What you should do - Every line of the listing must be reproduced as it stands. Leave the images behind.

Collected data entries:
---------------

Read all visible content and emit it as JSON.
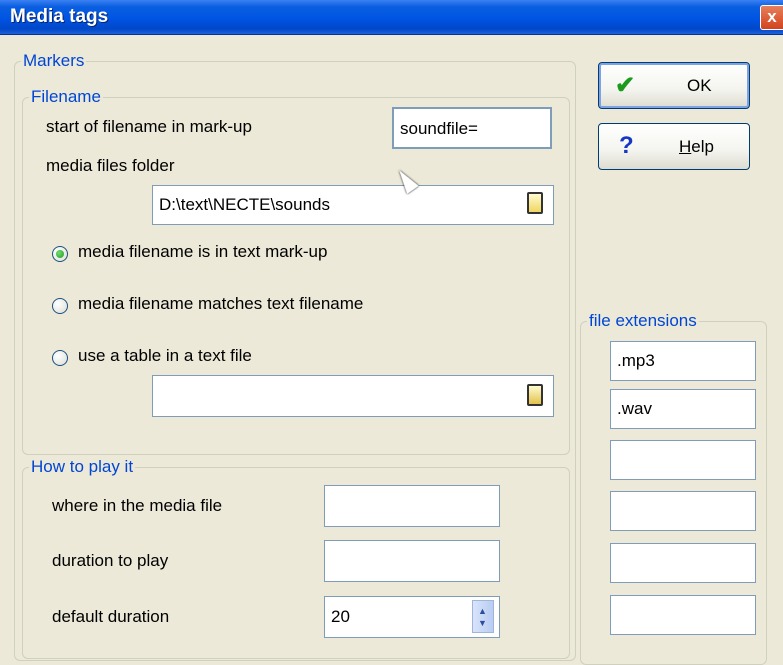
{
  "window": {
    "title": "Media tags",
    "close_glyph": "x"
  },
  "buttons": {
    "ok": {
      "label": "OK",
      "icon": "checkmark-icon",
      "icon_glyph": "✔",
      "icon_color": "#1b9a1b"
    },
    "help": {
      "label_underlined": "H",
      "label_rest": "elp",
      "icon": "question-mark-icon",
      "icon_glyph": "?",
      "icon_color": "#1636c8"
    }
  },
  "markers": {
    "legend": "Markers",
    "filename": {
      "legend": "Filename",
      "start_label": "start of filename in mark-up",
      "start_value": "soundfile=",
      "folder_label": "media files folder",
      "folder_value": "D:\\text\\NECTE\\sounds",
      "options": [
        {
          "label": "media filename is in text mark-up",
          "selected": true
        },
        {
          "label": "media filename matches text filename",
          "selected": false
        },
        {
          "label": "use a table in a text file",
          "selected": false
        }
      ],
      "table_file_value": ""
    }
  },
  "how_to_play": {
    "legend": "How to play it",
    "where_label": "where in the media file",
    "where_value": "",
    "duration_label": "duration to play",
    "duration_value": "",
    "default_label": "default duration",
    "default_value": "20"
  },
  "file_extensions": {
    "legend": "file extensions",
    "values": [
      ".mp3",
      ".wav",
      "",
      "",
      "",
      ""
    ]
  }
}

---------------

Result of the exercise -
Read all visible content and emit it as JSON.
{
  "window": {
    "title": "Media tags",
    "close_glyph": "x"
  },
  "buttons": {
    "ok": {
      "label": "OK",
      "icon": "checkmark-icon",
      "icon_glyph": "✔",
      "icon_color": "#1b9a1b"
    },
    "help": {
      "label_underlined": "H",
      "label_rest": "elp",
      "icon": "question-mark-icon",
      "icon_glyph": "?",
      "icon_color": "#1636c8"
    }
  },
  "markers": {
    "legend": "Markers",
    "filename": {
      "legend": "Filename",
      "start_label": "start of filename in mark-up",
      "start_value": "soundfile=",
      "folder_label": "media files folder",
      "folder_value": "D:\\text\\NECTE\\sounds",
      "options": [
        {
          "label": "media filename is in text mark-up",
          "selected": true
        },
        {
          "label": "media filename matches text filename",
          "selected": false
        },
        {
          "label": "use a table in a text file",
          "selected": false
        }
      ],
      "table_file_value": ""
    }
  },
  "how_to_play": {
    "legend": "How to play it",
    "where_label": "where in the media file",
    "where_value": "",
    "duration_label": "duration to play",
    "duration_value": "",
    "default_label": "default duration",
    "default_value": "20"
  },
  "file_extensions": {
    "legend": "file extensions",
    "values": [
      ".mp3",
      ".wav",
      "",
      "",
      "",
      ""
    ]
  }
}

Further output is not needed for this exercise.